EXERCISE AIM:
Lines below that include "have" are the answer; copy each one.

SOURCE RECORDS:
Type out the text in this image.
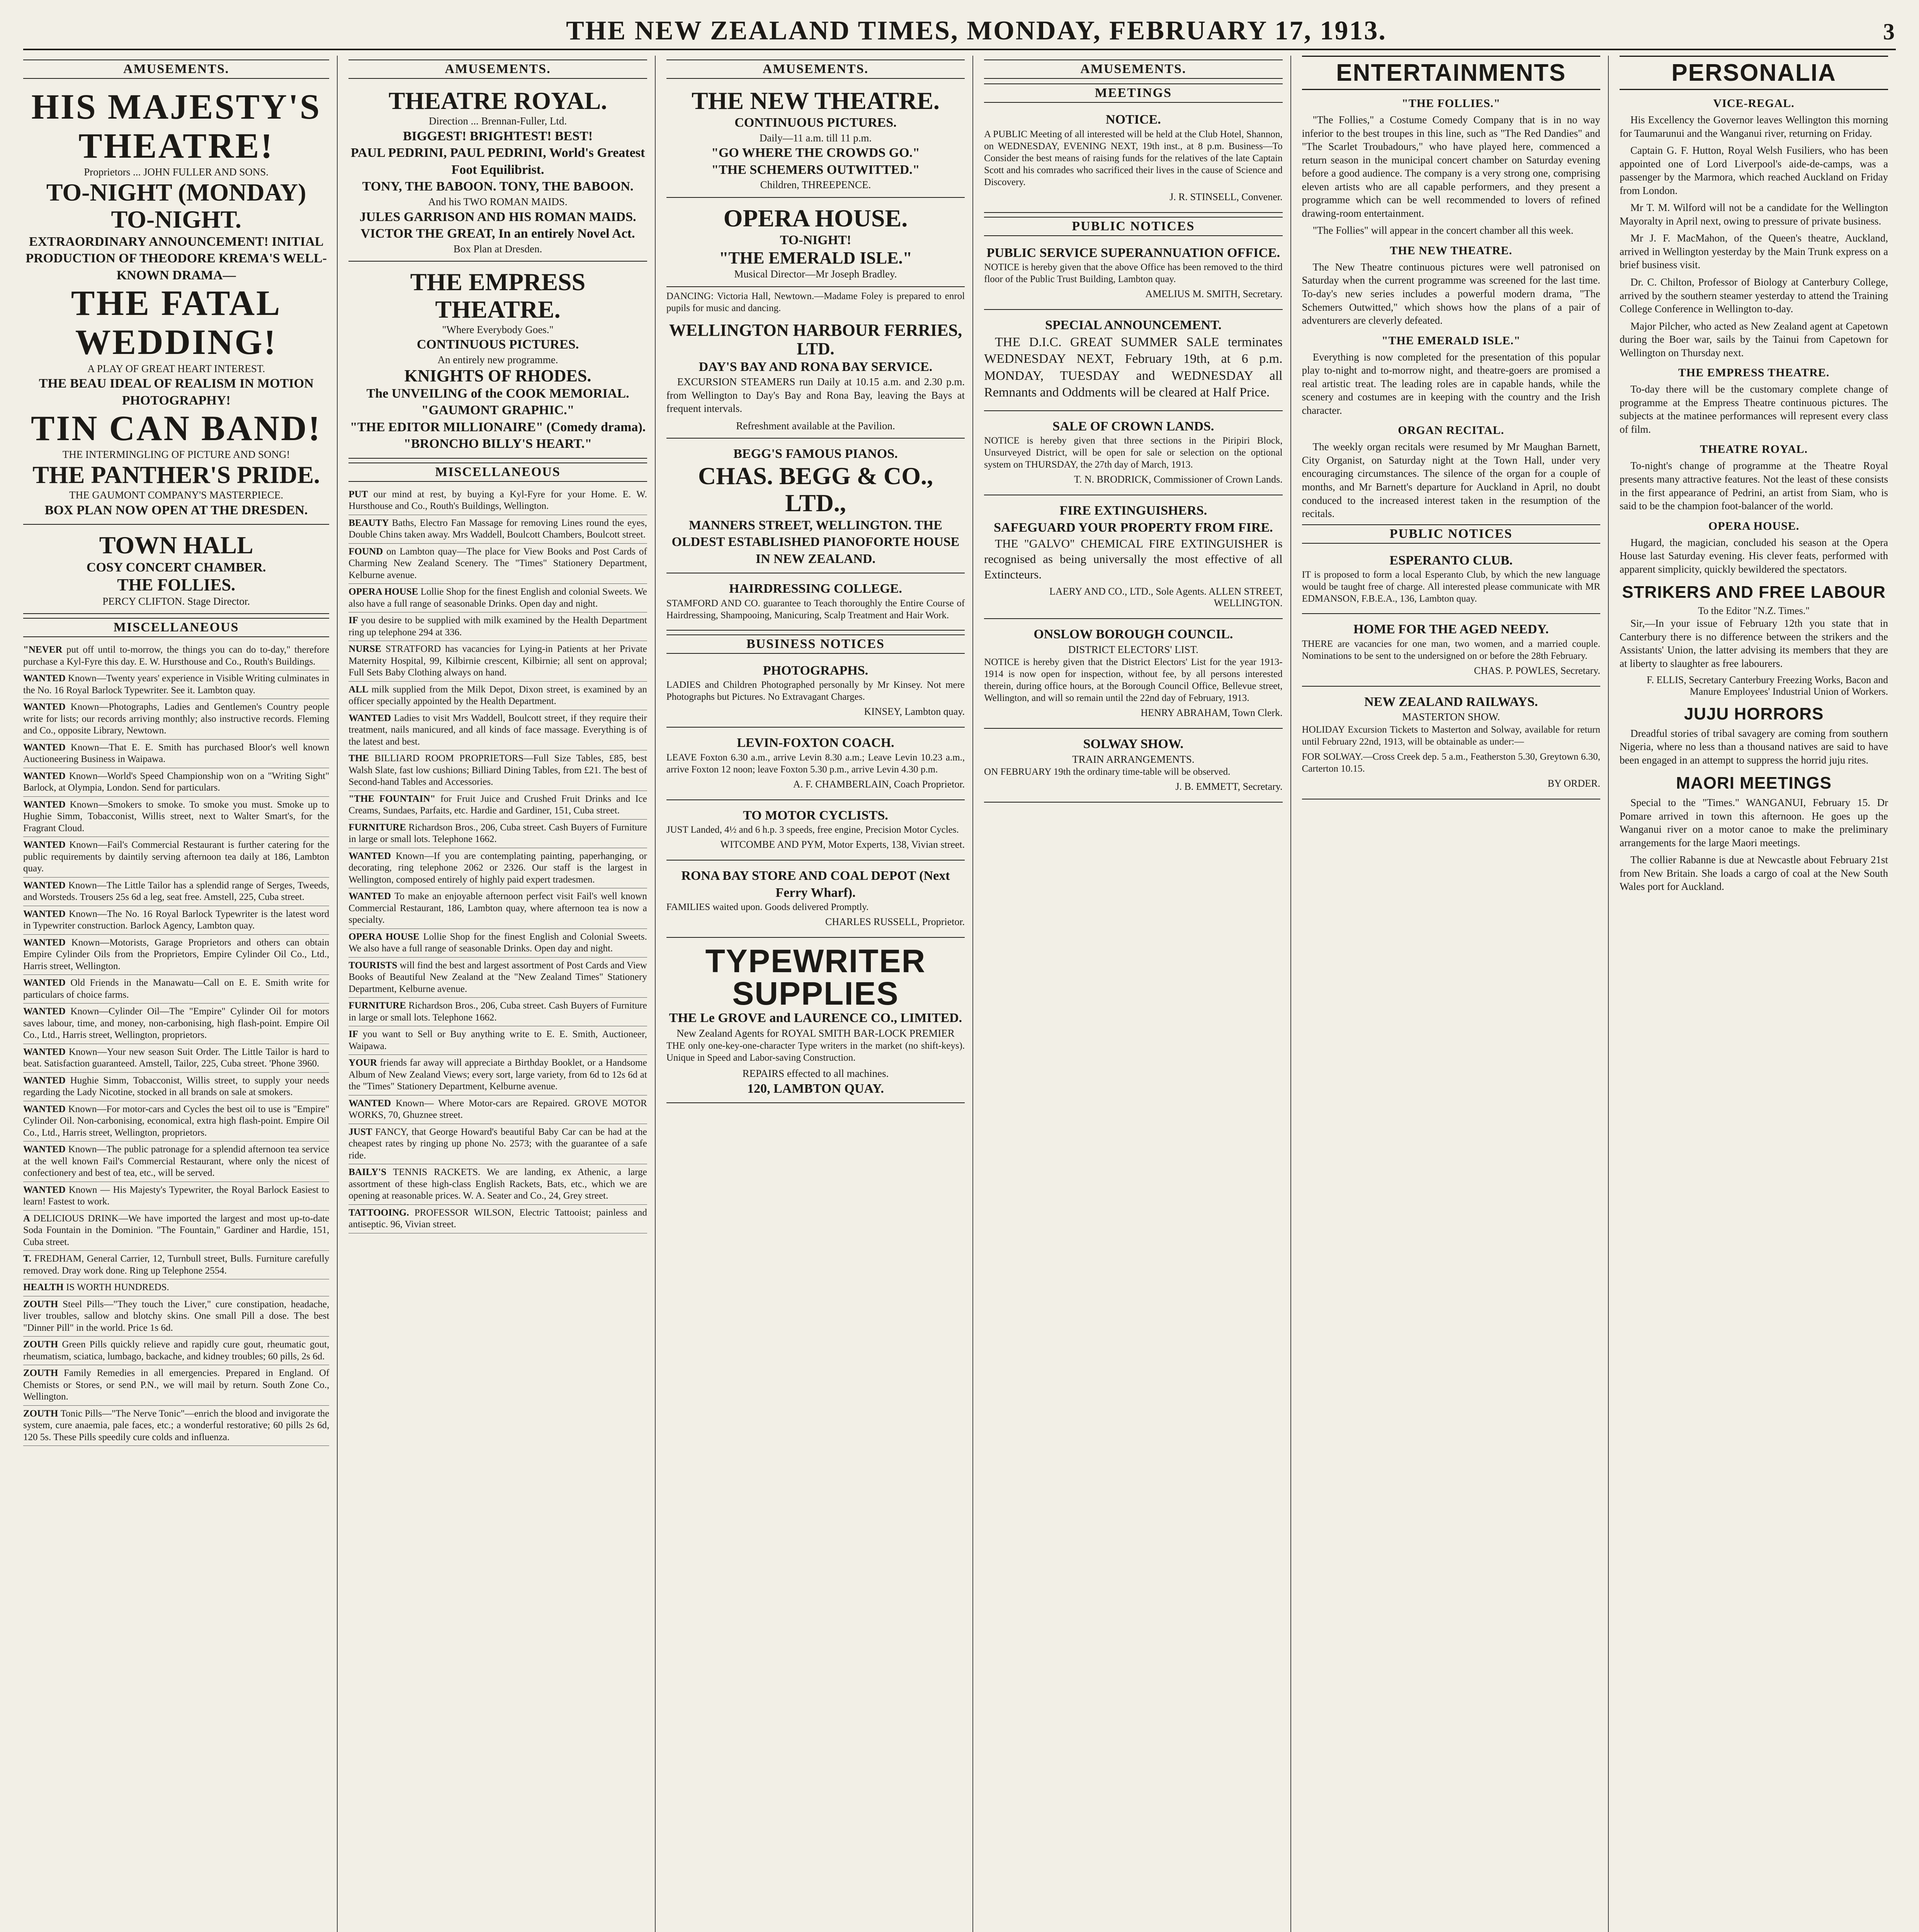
THE NEW ZEALAND TIMES, MONDAY, FEBRUARY 17, 1913.	3
AMUSEMENTS.
HIS MAJESTY'S THEATRE!
Proprietors ... JOHN FULLER AND SONS.
TO-NIGHT (MONDAY) TO-NIGHT.
EXTRAORDINARY ANNOUNCEMENT! INITIAL PRODUCTION OF THEODORE KREMA'S WELL-KNOWN DRAMA—
THE FATAL WEDDING!
A PLAY OF GREAT HEART INTEREST.
THE BEAU IDEAL OF REALISM IN MOTION PHOTOGRAPHY!
TIN CAN BAND!
THE INTERMINGLING OF PICTURE AND SONG!
THE PANTHER'S PRIDE.
THE GAUMONT COMPANY'S MASTERPIECE.
BOX PLAN NOW OPEN AT THE DRESDEN.
TOWN HALL
COSY CONCERT CHAMBER.
THE FOLLIES.
PERCY CLIFTON. Stage Director.
MISCELLANEOUS
"NEVER put off until to-morrow, the things you can do to-day," therefore purchase a Kyl-Fyre this day. E. W. Hursthouse and Co., Routh's Buildings.
WANTED Known—Twenty years' experience in Visible Writing culminates in the No. 16 Royal Barlock Typewriter. See it. Lambton quay.
WANTED Known—Photographs, Ladies and Gentlemen's Country people write for lists; our records arriving monthly; also instructive records. Fleming and Co., opposite Library, Newtown.
WANTED Known—That E. E. Smith has purchased Bloor's well known Auctioneering Business in Waipawa.
WANTED Known—World's Speed Championship won on a "Writing Sight" Barlock, at Olympia, London. Send for particulars.
WANTED Known—Smokers to smoke. To smoke you must. Smoke up to Hughie Simm, Tobacconist, Willis street, next to Walter Smart's, for the Fragrant Cloud.
WANTED Known—Fail's Commercial Restaurant is further catering for the public requirements by daintily serving afternoon tea daily at 186, Lambton quay.
WANTED Known—The Little Tailor has a splendid range of Serges, Tweeds, and Worsteds. Trousers 25s 6d a leg, seat free. Amstell, 225, Cuba street.
WANTED Known—The No. 16 Royal Barlock Typewriter is the latest word in Typewriter construction. Barlock Agency, Lambton quay.
WANTED Known—Motorists, Garage Proprietors and others can obtain Empire Cylinder Oils from the Proprietors, Empire Cylinder Oil Co., Ltd., Harris street, Wellington.
WANTED Old Friends in the Manawatu—Call on E. E. Smith write for particulars of choice farms.
WANTED Known—Cylinder Oil—The "Empire" Cylinder Oil for motors saves labour, time, and money, non-carbonising, high flash-point. Empire Oil Co., Ltd., Harris street, Wellington, proprietors.
WANTED Known—Your new season Suit Order. The Little Tailor is hard to beat. Satisfaction guaranteed. Amstell, Tailor, 225, Cuba street. 'Phone 3960.
WANTED Hughie Simm, Tobacconist, Willis street, to supply your needs regarding the Lady Nicotine, stocked in all brands on sale at smokers.
WANTED Known—For motor-cars and Cycles the best oil to use is "Empire" Cylinder Oil. Non-carbonising, economical, extra high flash-point. Empire Oil Co., Ltd., Harris street, Wellington, proprietors.
WANTED Known—The public patronage for a splendid afternoon tea service at the well known Fail's Commercial Restaurant, where only the nicest of confectionery and best of tea, etc., will be served.
WANTED Known — His Majesty's Typewriter, the Royal Barlock Easiest to learn! Fastest to work.
A DELICIOUS DRINK—We have imported the largest and most up-to-date Soda Fountain in the Dominion. "The Fountain," Gardiner and Hardie, 151, Cuba street.
T. FREDHAM, General Carrier, 12, Turnbull street, Bulls. Furniture carefully removed. Dray work done. Ring up Telephone 2554.
HEALTH IS WORTH HUNDREDS.
ZOUTH Steel Pills—"They touch the Liver," cure constipation, headache, liver troubles, sallow and blotchy skins. One small Pill a dose. The best "Dinner Pill" in the world. Price 1s 6d.
ZOUTH Green Pills quickly relieve and rapidly cure gout, rheumatic gout, rheumatism, sciatica, lumbago, backache, and kidney troubles; 60 pills, 2s 6d.
ZOUTH Family Remedies in all emergencies. Prepared in England. Of Chemists or Stores, or send P.N., we will mail by return. South Zone Co., Wellington.
ZOUTH Tonic Pills—"The Nerve Tonic"—enrich the blood and invigorate the system, cure anaemia, pale faces, etc.; a wonderful restorative; 60 pills 2s 6d, 120 5s. These Pills speedily cure colds and influenza.
AMUSEMENTS.
THEATRE ROYAL.
Direction ... Brennan-Fuller, Ltd.
BIGGEST! BRIGHTEST! BEST!
PAUL PEDRINI, PAUL PEDRINI, World's Greatest Foot Equilibrist.
TONY, THE BABOON. TONY, THE BABOON.
And his TWO ROMAN MAIDS.
JULES GARRISON AND HIS ROMAN MAIDS.
VICTOR THE GREAT, In an entirely Novel Act.
Box Plan at Dresden.
THE EMPRESS THEATRE.
"Where Everybody Goes."
CONTINUOUS PICTURES.
An entirely new programme.
KNIGHTS OF RHODES.
The UNVEILING of the COOK MEMORIAL.
"GAUMONT GRAPHIC."
"THE EDITOR MILLIONAIRE" (Comedy drama).
"BRONCHO BILLY'S HEART."
MISCELLANEOUS
PUT our mind at rest, by buying a Kyl-Fyre for your Home. E. W. Hursthouse and Co., Routh's Buildings, Wellington.
BEAUTY Baths, Electro Fan Massage for removing Lines round the eyes, Double Chins taken away. Mrs Waddell, Boulcott Chambers, Boulcott street.
FOUND on Lambton quay—The place for View Books and Post Cards of Charming New Zealand Scenery. The "Times" Stationery Department, Kelburne avenue.
OPERA HOUSE Lollie Shop for the finest English and colonial Sweets. We also have a full range of seasonable Drinks. Open day and night.
IF you desire to be supplied with milk examined by the Health Department ring up telephone 294 at 336.
NURSE STRATFORD has vacancies for Lying-in Patients at her Private Maternity Hospital, 99, Kilbirnie crescent, Kilbirnie; all sent on approval; Full Sets Baby Clothing always on hand.
ALL milk supplied from the Milk Depot, Dixon street, is examined by an officer specially appointed by the Health Department.
WANTED Ladies to visit Mrs Waddell, Boulcott street, if they require their treatment, nails manicured, and all kinds of face massage. Everything is of the latest and best.
THE BILLIARD ROOM PROPRIETORS—Full Size Tables, £85, best Walsh Slate, fast low cushions; Billiard Dining Tables, from £21. The best of Second-hand Tables and Accessories.
"THE FOUNTAIN" for Fruit Juice and Crushed Fruit Drinks and Ice Creams, Sundaes, Parfaits, etc. Hardie and Gardiner, 151, Cuba street.
FURNITURE Richardson Bros., 206, Cuba street. Cash Buyers of Furniture in large or small lots. Telephone 1662.
WANTED Known—If you are contemplating painting, paperhanging, or decorating, ring telephone 2062 or 2326. Our staff is the largest in Wellington, composed entirely of highly paid expert tradesmen.
WANTED To make an enjoyable afternoon perfect visit Fail's well known Commercial Restaurant, 186, Lambton quay, where afternoon tea is now a specialty.
OPERA HOUSE Lollie Shop for the finest English and Colonial Sweets. We also have a full range of seasonable Drinks. Open day and night.
TOURISTS will find the best and largest assortment of Post Cards and View Books of Beautiful New Zealand at the "New Zealand Times" Stationery Department, Kelburne avenue.
FURNITURE Richardson Bros., 206, Cuba street. Cash Buyers of Furniture in large or small lots. Telephone 1662.
IF you want to Sell or Buy anything write to E. E. Smith, Auctioneer, Waipawa.
YOUR friends far away will appreciate a Birthday Booklet, or a Handsome Album of New Zealand Views; every sort, large variety, from 6d to 12s 6d at the "Times" Stationery Department, Kelburne avenue.
WANTED Known— Where Motor-cars are Repaired. GROVE MOTOR WORKS, 70, Ghuznee street.
JUST FANCY, that George Howard's beautiful Baby Car can be had at the cheapest rates by ringing up phone No. 2573; with the guarantee of a safe ride.
BAILY'S TENNIS RACKETS. We are landing, ex Athenic, a large assortment of these high-class English Rackets, Bats, etc., which we are opening at reasonable prices. W. A. Seater and Co., 24, Grey street.
TATTOOING. PROFESSOR WILSON, Electric Tattooist; painless and antiseptic. 96, Vivian street.
AMUSEMENTS.
THE NEW THEATRE.
CONTINUOUS PICTURES.
Daily—11 a.m. till 11 p.m.
"GO WHERE THE CROWDS GO."
"THE SCHEMERS OUTWITTED."
Children, THREEPENCE.
OPERA HOUSE.
TO-NIGHT!
"THE EMERALD ISLE."
Musical Director—Mr Joseph Bradley.

DANCING: Victoria Hall, Newtown.—Madame Foley is prepared to enrol pupils for music and dancing.

WELLINGTON HARBOUR FERRIES, LTD.
DAY'S BAY AND RONA BAY SERVICE.

EXCURSION STEAMERS run Daily at 10.15 a.m. and 2.30 p.m. from Wellington to Day's Bay and Rona Bay, leaving the Bays at frequent intervals.

Refreshment available at the Pavilion.
BEGG'S FAMOUS PIANOS.
CHAS. BEGG & CO., LTD.,
MANNERS STREET, WELLINGTON. THE OLDEST ESTABLISHED PIANOFORTE HOUSE IN NEW ZEALAND.
HAIRDRESSING COLLEGE.

STAMFORD AND CO. guarantee to Teach thoroughly the Entire Course of Hairdressing, Shampooing, Manicuring, Scalp Treatment and Hair Work.

BUSINESS NOTICES
PHOTOGRAPHS.

LADIES and Children Photographed personally by Mr Kinsey. Not mere Photographs but Pictures. No Extravagant Charges.

KINSEY, Lambton quay.
LEVIN-FOXTON COACH.

LEAVE Foxton 6.30 a.m., arrive Levin 8.30 a.m.; Leave Levin 10.23 a.m., arrive Foxton 12 noon; leave Foxton 5.30 p.m., arrive Levin 4.30 p.m.

A. F. CHAMBERLAIN, Coach Proprietor.
TO MOTOR CYCLISTS.

JUST Landed, 4½ and 6 h.p. 3 speeds, free engine, Precision Motor Cycles.

WITCOMBE AND PYM, Motor Experts, 138, Vivian street.
RONA BAY STORE AND COAL DEPOT (Next Ferry Wharf).

FAMILIES waited upon. Goods delivered Promptly.

CHARLES RUSSELL, Proprietor.
TYPEWRITER SUPPLIES
THE Le GROVE and LAURENCE CO., LIMITED.
New Zealand Agents for ROYAL SMITH BAR-LOCK PREMIER

THE only one-key-one-character Type writers in the market (no shift-keys). Unique in Speed and Labor-saving Construction.

REPAIRS effected to all machines.
120, LAMBTON QUAY.
AMUSEMENTS.
MEETINGS
NOTICE.

A PUBLIC Meeting of all interested will be held at the Club Hotel, Shannon, on WEDNESDAY, EVENING NEXT, 19th inst., at 8 p.m. Business—To Consider the best means of raising funds for the relatives of the late Captain Scott and his comrades who sacrificed their lives in the cause of Science and Discovery.

J. R. STINSELL, Convener.
PUBLIC NOTICES
PUBLIC SERVICE SUPERANNUATION OFFICE.

NOTICE is hereby given that the above Office has been removed to the third floor of the Public Trust Building, Lambton quay.

AMELIUS M. SMITH, Secretary.
SPECIAL ANNOUNCEMENT.

THE D.I.C. GREAT SUMMER SALE terminates WEDNESDAY NEXT, February 19th, at 6 p.m. MONDAY, TUESDAY and WEDNESDAY all Remnants and Oddments will be cleared at Half Price.

SALE OF CROWN LANDS.

NOTICE is hereby given that three sections in the Piripiri Block, Unsurveyed District, will be open for sale or selection on the optional system on THURSDAY, the 27th day of March, 1913.

T. N. BRODRICK, Commissioner of Crown Lands.
FIRE EXTINGUISHERS.
SAFEGUARD YOUR PROPERTY FROM FIRE.

THE "GALVO" CHEMICAL FIRE EXTINGUISHER is recognised as being universally the most effective of all Extincteurs.

LAERY AND CO., LTD., Sole Agents. ALLEN STREET, WELLINGTON.
ONSLOW BOROUGH COUNCIL.
DISTRICT ELECTORS' LIST.

NOTICE is hereby given that the District Electors' List for the year 1913-1914 is now open for inspection, without fee, by all persons interested therein, during office hours, at the Borough Council Office, Bellevue street, Wellington, and will so remain until the 22nd day of February, 1913.

HENRY ABRAHAM, Town Clerk.
SOLWAY SHOW.
TRAIN ARRANGEMENTS.

ON FEBRUARY 19th the ordinary time-table will be observed.

J. B. EMMETT, Secretary.
ENTERTAINMENTS
"THE FOLLIES."

"The Follies," a Costume Comedy Company that is in no way inferior to the best troupes in this line, such as "The Red Dandies" and "The Scarlet Troubadours," who have played here, commenced a return season in the municipal concert chamber on Saturday evening before a good audience. The company is a very strong one, comprising eleven artists who are all capable performers, and they present a programme which can be well recommended to lovers of refined drawing-room entertainment.

"The Follies" will appear in the concert chamber all this week.

THE NEW THEATRE.

The New Theatre continuous pictures were well patronised on Saturday when the current programme was screened for the last time. To-day's new series includes a powerful modern drama, "The Schemers Outwitted," which shows how the plans of a pair of adventurers are cleverly defeated.

"THE EMERALD ISLE."

Everything is now completed for the presentation of this popular play to-night and to-morrow night, and theatre-goers are promised a real artistic treat. The leading roles are in capable hands, while the scenery and costumes are in keeping with the country and the Irish character.

ORGAN RECITAL.

The weekly organ recitals were resumed by Mr Maughan Barnett, City Organist, on Saturday night at the Town Hall, under very encouraging circumstances. The silence of the organ for a couple of months, and Mr Barnett's departure for Auckland in April, no doubt conduced to the increased interest taken in the resumption of the recitals.

PUBLIC NOTICES
ESPERANTO CLUB.

IT is proposed to form a local Esperanto Club, by which the new language would be taught free of charge. All interested please communicate with MR EDMANSON, F.B.E.A., 136, Lambton quay.

HOME FOR THE AGED NEEDY.

THERE are vacancies for one man, two women, and a married couple. Nominations to be sent to the undersigned on or before the 28th February.

CHAS. P. POWLES, Secretary.
NEW ZEALAND RAILWAYS.
MASTERTON SHOW.

HOLIDAY Excursion Tickets to Masterton and Solway, available for return until February 22nd, 1913, will be obtainable as under:—

FOR SOLWAY.—Cross Creek dep. 5 a.m., Featherston 5.30, Greytown 6.30, Carterton 10.15.

BY ORDER.
PERSONALIA
VICE-REGAL.

His Excellency the Governor leaves Wellington this morning for Taumarunui and the Wanganui river, returning on Friday.

Captain G. F. Hutton, Royal Welsh Fusiliers, who has been appointed one of Lord Liverpool's aide-de-camps, was a passenger by the Marmora, which reached Auckland on Friday from London.

Mr T. M. Wilford will not be a candidate for the Wellington Mayoralty in April next, owing to pressure of private business.

Mr J. F. MacMahon, of the Queen's theatre, Auckland, arrived in Wellington yesterday by the Main Trunk express on a brief business visit.

Dr. C. Chilton, Professor of Biology at Canterbury College, arrived by the southern steamer yesterday to attend the Training College Conference in Wellington to-day.

Major Pilcher, who acted as New Zealand agent at Capetown during the Boer war, sails by the Tainui from Capetown for Wellington on Thursday next.

THE EMPRESS THEATRE.

To-day there will be the customary complete change of programme at the Empress Theatre continuous pictures. The subjects at the matinee performances will represent every class of film.

THEATRE ROYAL.

To-night's change of programme at the Theatre Royal presents many attractive features. Not the least of these consists in the first appearance of Pedrini, an artist from Siam, who is said to be the champion foot-balancer of the world.

OPERA HOUSE.

Hugard, the magician, concluded his season at the Opera House last Saturday evening. His clever feats, performed with apparent simplicity, quickly bewildered the spectators.

STRIKERS AND FREE LABOUR
To the Editor "N.Z. Times."

Sir,—In your issue of February 12th you state that in Canterbury there is no difference between the strikers and the Assistants' Union, the latter advising its members that they are at liberty to slaughter as free labourers.

F. ELLIS, Secretary Canterbury Freezing Works, Bacon and Manure Employees' Industrial Union of Workers.
JUJU HORRORS

Dreadful stories of tribal savagery are coming from southern Nigeria, where no less than a thousand natives are said to have been engaged in an attempt to suppress the horrid juju rites.

MAORI MEETINGS

Special to the "Times." WANGANUI, February 15. Dr Pomare arrived in town this afternoon. He goes up the Wanganui river on a motor canoe to make the preliminary arrangements for the large Maori meetings.

The collier Rabanne is due at Newcastle about February 21st from New Britain. She loads a cargo of coal at the New South Wales port for Auckland.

ANSWER BELOW:
A DELICIOUS DRINK—We have imported the largest and most up-to-date Soda Fountain in the Dominion. "The Fountain," Gardiner and Hardie, 151, Cuba street.
OPERA HOUSE Lollie Shop for the finest English and colonial Sweets. We also have a full range of seasonable Drinks. Open day and night.
OPERA HOUSE Lollie Shop for the finest English and Colonial Sweets. We also have a full range of seasonable Drinks. Open day and night.
"The Follies," a Costume Comedy Company that is in no way inferior to the best troupes in this line, such as "The Red Dandies" and "The Scarlet Troubadours," who have played here, commenced a return season in the municipal concert chamber on Saturday evening before a good audience. The company is a very strong one, comprising eleven artists who are all capable performers, and they present a programme which can be well recommended to lovers of refined drawing-room entertainment.
Dreadful stories of tribal savagery are coming from southern Nigeria, where no less than a thousand natives are said to have been engaged in an attempt to suppress the horrid juju rites.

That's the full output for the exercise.